=== Figure collection entries ===

# # # # # # #

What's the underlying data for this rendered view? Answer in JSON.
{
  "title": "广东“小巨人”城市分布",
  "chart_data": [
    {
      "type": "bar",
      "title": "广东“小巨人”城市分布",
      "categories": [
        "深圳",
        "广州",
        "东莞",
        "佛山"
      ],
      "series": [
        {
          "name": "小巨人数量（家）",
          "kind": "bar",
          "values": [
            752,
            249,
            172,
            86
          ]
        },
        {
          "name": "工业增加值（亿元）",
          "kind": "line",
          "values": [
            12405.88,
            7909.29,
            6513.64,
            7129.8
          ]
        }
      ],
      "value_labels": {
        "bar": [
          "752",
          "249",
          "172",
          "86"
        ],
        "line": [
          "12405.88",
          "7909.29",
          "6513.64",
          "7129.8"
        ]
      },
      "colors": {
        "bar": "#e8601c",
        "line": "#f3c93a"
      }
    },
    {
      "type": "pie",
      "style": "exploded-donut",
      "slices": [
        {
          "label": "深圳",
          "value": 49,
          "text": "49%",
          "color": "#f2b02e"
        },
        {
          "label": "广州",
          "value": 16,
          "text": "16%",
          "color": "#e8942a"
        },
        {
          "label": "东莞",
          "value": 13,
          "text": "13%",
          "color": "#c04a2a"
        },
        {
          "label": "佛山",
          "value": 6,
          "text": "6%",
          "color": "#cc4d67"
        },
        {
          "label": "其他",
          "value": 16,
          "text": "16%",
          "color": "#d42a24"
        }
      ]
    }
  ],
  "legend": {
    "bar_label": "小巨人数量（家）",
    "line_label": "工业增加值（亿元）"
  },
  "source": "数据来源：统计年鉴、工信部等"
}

# # # # # # #

Copy out all of the records shown above exactly.

=== Solution for this problem ===
What's the underlying data for this rendered view? Answer in JSON.
{
  "title": "广东“小巨人”城市分布",
  "chart_data": [
    {
      "type": "bar",
      "title": "广东“小巨人”城市分布",
      "categories": [
        "深圳",
        "广州",
        "东莞",
        "佛山"
      ],
      "series": [
        {
          "name": "小巨人数量（家）",
          "kind": "bar",
          "values": [
            752,
            249,
            172,
            86
          ]
        },
        {
          "name": "工业增加值（亿元）",
          "kind": "line",
          "values": [
            12405.88,
            7909.29,
            6513.64,
            7129.8
          ]
        }
      ],
      "value_labels": {
        "bar": [
          "752",
          "249",
          "172",
          "86"
        ],
        "line": [
          "12405.88",
          "7909.29",
          "6513.64",
          "7129.8"
        ]
      },
      "colors": {
        "bar": "#e8601c",
        "line": "#f3c93a"
      }
    },
    {
      "type": "pie",
      "style": "exploded-donut",
      "slices": [
        {
          "label": "深圳",
          "value": 49,
          "text": "49%",
          "color": "#f2b02e"
        },
        {
          "label": "广州",
          "value": 16,
          "text": "16%",
          "color": "#e8942a"
        },
        {
          "label": "东莞",
          "value": 13,
          "text": "13%",
          "color": "#c04a2a"
        },
        {
          "label": "佛山",
          "value": 6,
          "text": "6%",
          "color": "#cc4d67"
        },
        {
          "label": "其他",
          "value": 16,
          "text": "16%",
          "color": "#d42a24"
        }
      ]
    }
  ],
  "legend": {
    "bar_label": "小巨人数量（家）",
    "line_label": "工业增加值（亿元）"
  },
  "source": "数据来源：统计年鉴、工信部等"
}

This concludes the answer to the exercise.